Write out each entry again. Keep every word exactly as it is.

--- Stored entries ---
:::

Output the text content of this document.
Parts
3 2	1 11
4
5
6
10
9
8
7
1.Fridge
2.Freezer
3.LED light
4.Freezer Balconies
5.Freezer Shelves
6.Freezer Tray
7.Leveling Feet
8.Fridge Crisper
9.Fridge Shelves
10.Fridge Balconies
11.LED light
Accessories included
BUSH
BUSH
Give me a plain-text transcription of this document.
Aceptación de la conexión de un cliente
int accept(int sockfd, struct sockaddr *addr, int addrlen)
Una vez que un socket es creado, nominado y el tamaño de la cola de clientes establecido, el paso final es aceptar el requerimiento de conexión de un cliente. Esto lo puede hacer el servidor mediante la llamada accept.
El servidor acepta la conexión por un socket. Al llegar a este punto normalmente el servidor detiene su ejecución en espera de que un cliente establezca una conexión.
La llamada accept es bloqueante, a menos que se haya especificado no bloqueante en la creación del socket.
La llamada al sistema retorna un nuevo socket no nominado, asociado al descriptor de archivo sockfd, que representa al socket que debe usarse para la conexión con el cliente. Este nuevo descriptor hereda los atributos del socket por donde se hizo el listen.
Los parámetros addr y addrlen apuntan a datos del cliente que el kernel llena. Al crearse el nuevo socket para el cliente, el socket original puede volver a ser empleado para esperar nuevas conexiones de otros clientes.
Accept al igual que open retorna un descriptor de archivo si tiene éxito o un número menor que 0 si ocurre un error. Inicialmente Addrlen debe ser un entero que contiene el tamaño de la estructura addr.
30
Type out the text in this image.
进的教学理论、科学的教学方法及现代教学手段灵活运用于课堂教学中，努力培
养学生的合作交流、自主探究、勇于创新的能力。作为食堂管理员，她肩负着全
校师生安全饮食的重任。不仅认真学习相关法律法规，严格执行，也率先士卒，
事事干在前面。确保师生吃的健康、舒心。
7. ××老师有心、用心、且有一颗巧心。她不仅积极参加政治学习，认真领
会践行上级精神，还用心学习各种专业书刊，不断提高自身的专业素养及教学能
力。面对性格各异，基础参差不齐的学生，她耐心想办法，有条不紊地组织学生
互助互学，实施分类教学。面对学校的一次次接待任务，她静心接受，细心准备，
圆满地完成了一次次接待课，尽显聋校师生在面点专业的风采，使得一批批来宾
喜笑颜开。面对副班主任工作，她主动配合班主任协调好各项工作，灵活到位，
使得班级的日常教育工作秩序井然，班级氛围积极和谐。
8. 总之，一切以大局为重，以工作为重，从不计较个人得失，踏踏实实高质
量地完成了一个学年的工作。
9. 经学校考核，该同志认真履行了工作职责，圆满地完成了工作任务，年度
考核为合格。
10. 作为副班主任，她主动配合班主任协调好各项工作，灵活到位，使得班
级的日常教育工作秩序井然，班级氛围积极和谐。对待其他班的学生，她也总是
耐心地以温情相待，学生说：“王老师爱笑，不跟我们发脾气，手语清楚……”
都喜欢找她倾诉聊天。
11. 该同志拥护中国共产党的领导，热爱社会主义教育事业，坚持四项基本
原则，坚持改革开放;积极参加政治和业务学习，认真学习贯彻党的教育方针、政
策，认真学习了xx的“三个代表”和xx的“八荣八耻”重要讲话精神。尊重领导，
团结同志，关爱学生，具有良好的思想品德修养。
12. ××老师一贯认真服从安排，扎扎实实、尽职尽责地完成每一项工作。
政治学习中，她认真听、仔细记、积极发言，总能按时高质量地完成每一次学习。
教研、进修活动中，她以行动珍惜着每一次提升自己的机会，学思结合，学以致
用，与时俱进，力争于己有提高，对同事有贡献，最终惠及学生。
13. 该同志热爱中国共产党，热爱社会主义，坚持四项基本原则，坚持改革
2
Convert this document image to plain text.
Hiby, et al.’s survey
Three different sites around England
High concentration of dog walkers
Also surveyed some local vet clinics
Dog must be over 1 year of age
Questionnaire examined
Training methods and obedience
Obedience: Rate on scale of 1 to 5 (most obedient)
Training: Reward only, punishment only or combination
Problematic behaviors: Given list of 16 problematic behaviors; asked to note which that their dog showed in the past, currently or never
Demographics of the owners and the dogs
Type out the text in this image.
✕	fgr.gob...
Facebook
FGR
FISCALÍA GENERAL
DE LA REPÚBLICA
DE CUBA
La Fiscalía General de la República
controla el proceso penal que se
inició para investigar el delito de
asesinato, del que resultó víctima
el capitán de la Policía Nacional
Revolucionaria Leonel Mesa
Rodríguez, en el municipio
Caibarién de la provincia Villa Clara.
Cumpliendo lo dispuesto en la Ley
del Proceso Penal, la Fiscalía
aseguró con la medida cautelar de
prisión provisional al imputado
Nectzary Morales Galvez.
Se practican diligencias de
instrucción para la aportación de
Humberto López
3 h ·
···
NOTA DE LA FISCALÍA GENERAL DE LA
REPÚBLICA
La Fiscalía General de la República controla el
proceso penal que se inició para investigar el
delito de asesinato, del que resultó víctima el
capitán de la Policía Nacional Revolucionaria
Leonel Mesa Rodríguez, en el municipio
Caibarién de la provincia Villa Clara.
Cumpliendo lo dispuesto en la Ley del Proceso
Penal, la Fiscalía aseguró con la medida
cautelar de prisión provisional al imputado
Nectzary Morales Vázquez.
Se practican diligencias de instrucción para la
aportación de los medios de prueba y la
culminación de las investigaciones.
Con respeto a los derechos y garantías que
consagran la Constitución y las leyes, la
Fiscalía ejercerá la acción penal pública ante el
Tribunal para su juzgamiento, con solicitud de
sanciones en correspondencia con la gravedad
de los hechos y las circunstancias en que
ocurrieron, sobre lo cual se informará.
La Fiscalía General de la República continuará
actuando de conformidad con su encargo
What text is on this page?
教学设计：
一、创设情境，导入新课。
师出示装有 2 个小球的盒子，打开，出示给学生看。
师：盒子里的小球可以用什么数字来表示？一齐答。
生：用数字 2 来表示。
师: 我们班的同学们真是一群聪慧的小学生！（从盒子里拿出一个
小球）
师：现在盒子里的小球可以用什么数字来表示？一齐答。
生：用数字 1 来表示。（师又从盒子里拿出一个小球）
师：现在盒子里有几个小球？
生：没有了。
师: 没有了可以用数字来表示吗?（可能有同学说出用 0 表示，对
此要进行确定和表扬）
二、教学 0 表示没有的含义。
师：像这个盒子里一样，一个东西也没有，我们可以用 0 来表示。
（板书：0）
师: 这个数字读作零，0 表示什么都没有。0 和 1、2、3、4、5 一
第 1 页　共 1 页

:::

--- Result below ---
Output the text content of this document.
Parts
3 2	1 11
4
5
6
10
9
8
7
1.Fridge
2.Freezer
3.LED light
4.Freezer Balconies
5.Freezer Shelves
6.Freezer Tray
7.Leveling Feet
8.Fridge Crisper
9.Fridge Shelves
10.Fridge Balconies
11.LED light
Accessories included
BUSH
BUSH
Give me a plain-text transcription of this document.
Aceptación de la conexión de un cliente
int accept(int sockfd, struct sockaddr *addr, int addrlen)
Una vez que un socket es creado, nominado y el tamaño de la cola de clientes establecido, el paso final es aceptar el requerimiento de conexión de un cliente. Esto lo puede hacer el servidor mediante la llamada accept.
El servidor acepta la conexión por un socket. Al llegar a este punto normalmente el servidor detiene su ejecución en espera de que un cliente establezca una conexión.
La llamada accept es bloqueante, a menos que se haya especificado no bloqueante en la creación del socket.
La llamada al sistema retorna un nuevo socket no nominado, asociado al descriptor de archivo sockfd, que representa al socket que debe usarse para la conexión con el cliente. Este nuevo descriptor hereda los atributos del socket por donde se hizo el listen.
Los parámetros addr y addrlen apuntan a datos del cliente que el kernel llena. Al crearse el nuevo socket para el cliente, el socket original puede volver a ser empleado para esperar nuevas conexiones de otros clientes.
Accept al igual que open retorna un descriptor de archivo si tiene éxito o un número menor que 0 si ocurre un error. Inicialmente Addrlen debe ser un entero que contiene el tamaño de la estructura addr.
30
Type out the text in this image.
进的教学理论、科学的教学方法及现代教学手段灵活运用于课堂教学中，努力培
养学生的合作交流、自主探究、勇于创新的能力。作为食堂管理员，她肩负着全
校师生安全饮食的重任。不仅认真学习相关法律法规，严格执行，也率先士卒，
事事干在前面。确保师生吃的健康、舒心。
7. ××老师有心、用心、且有一颗巧心。她不仅积极参加政治学习，认真领
会践行上级精神，还用心学习各种专业书刊，不断提高自身的专业素养及教学能
力。面对性格各异，基础参差不齐的学生，她耐心想办法，有条不紊地组织学生
互助互学，实施分类教学。面对学校的一次次接待任务，她静心接受，细心准备，
圆满地完成了一次次接待课，尽显聋校师生在面点专业的风采，使得一批批来宾
喜笑颜开。面对副班主任工作，她主动配合班主任协调好各项工作，灵活到位，
使得班级的日常教育工作秩序井然，班级氛围积极和谐。
8. 总之，一切以大局为重，以工作为重，从不计较个人得失，踏踏实实高质
量地完成了一个学年的工作。
9. 经学校考核，该同志认真履行了工作职责，圆满地完成了工作任务，年度
考核为合格。
10. 作为副班主任，她主动配合班主任协调好各项工作，灵活到位，使得班
级的日常教育工作秩序井然，班级氛围积极和谐。对待其他班的学生，她也总是
耐心地以温情相待，学生说：“王老师爱笑，不跟我们发脾气，手语清楚……”
都喜欢找她倾诉聊天。
11. 该同志拥护中国共产党的领导，热爱社会主义教育事业，坚持四项基本
原则，坚持改革开放;积极参加政治和业务学习，认真学习贯彻党的教育方针、政
策，认真学习了xx的“三个代表”和xx的“八荣八耻”重要讲话精神。尊重领导，
团结同志，关爱学生，具有良好的思想品德修养。
12. ××老师一贯认真服从安排，扎扎实实、尽职尽责地完成每一项工作。
政治学习中，她认真听、仔细记、积极发言，总能按时高质量地完成每一次学习。
教研、进修活动中，她以行动珍惜着每一次提升自己的机会，学思结合，学以致
用，与时俱进，力争于己有提高，对同事有贡献，最终惠及学生。
13. 该同志热爱中国共产党，热爱社会主义，坚持四项基本原则，坚持改革
2
Convert this document image to plain text.
Hiby, et al.’s survey
Three different sites around England
High concentration of dog walkers
Also surveyed some local vet clinics
Dog must be over 1 year of age
Questionnaire examined
Training methods and obedience
Obedience: Rate on scale of 1 to 5 (most obedient)
Training: Reward only, punishment only or combination
Problematic behaviors: Given list of 16 problematic behaviors; asked to note which that their dog showed in the past, currently or never
Demographics of the owners and the dogs
Type out the text in this image.
✕	fgr.gob...
Facebook
FGR
FISCALÍA GENERAL
DE LA REPÚBLICA
DE CUBA
La Fiscalía General de la República
controla el proceso penal que se
inició para investigar el delito de
asesinato, del que resultó víctima
el capitán de la Policía Nacional
Revolucionaria Leonel Mesa
Rodríguez, en el municipio
Caibarién de la provincia Villa Clara.
Cumpliendo lo dispuesto en la Ley
del Proceso Penal, la Fiscalía
aseguró con la medida cautelar de
prisión provisional al imputado
Nectzary Morales Galvez.
Se practican diligencias de
instrucción para la aportación de
Humberto López
3 h ·
···
NOTA DE LA FISCALÍA GENERAL DE LA
REPÚBLICA
La Fiscalía General de la República controla el
proceso penal que se inició para investigar el
delito de asesinato, del que resultó víctima el
capitán de la Policía Nacional Revolucionaria
Leonel Mesa Rodríguez, en el municipio
Caibarién de la provincia Villa Clara.
Cumpliendo lo dispuesto en la Ley del Proceso
Penal, la Fiscalía aseguró con la medida
cautelar de prisión provisional al imputado
Nectzary Morales Vázquez.
Se practican diligencias de instrucción para la
aportación de los medios de prueba y la
culminación de las investigaciones.
Con respeto a los derechos y garantías que
consagran la Constitución y las leyes, la
Fiscalía ejercerá la acción penal pública ante el
Tribunal para su juzgamiento, con solicitud de
sanciones en correspondencia con la gravedad
de los hechos y las circunstancias en que
ocurrieron, sobre lo cual se informará.
La Fiscalía General de la República continuará
actuando de conformidad con su encargo
What text is on this page?
教学设计：
一、创设情境，导入新课。
师出示装有 2 个小球的盒子，打开，出示给学生看。
师：盒子里的小球可以用什么数字来表示？一齐答。
生：用数字 2 来表示。
师: 我们班的同学们真是一群聪慧的小学生！（从盒子里拿出一个
小球）
师：现在盒子里的小球可以用什么数字来表示？一齐答。
生：用数字 1 来表示。（师又从盒子里拿出一个小球）
师：现在盒子里有几个小球？
生：没有了。
师: 没有了可以用数字来表示吗?（可能有同学说出用 0 表示，对
此要进行确定和表扬）
二、教学 0 表示没有的含义。
师：像这个盒子里一样，一个东西也没有，我们可以用 0 来表示。
（板书：0）
师: 这个数字读作零，0 表示什么都没有。0 和 1、2、3、4、5 一
第 1 页　共 1 页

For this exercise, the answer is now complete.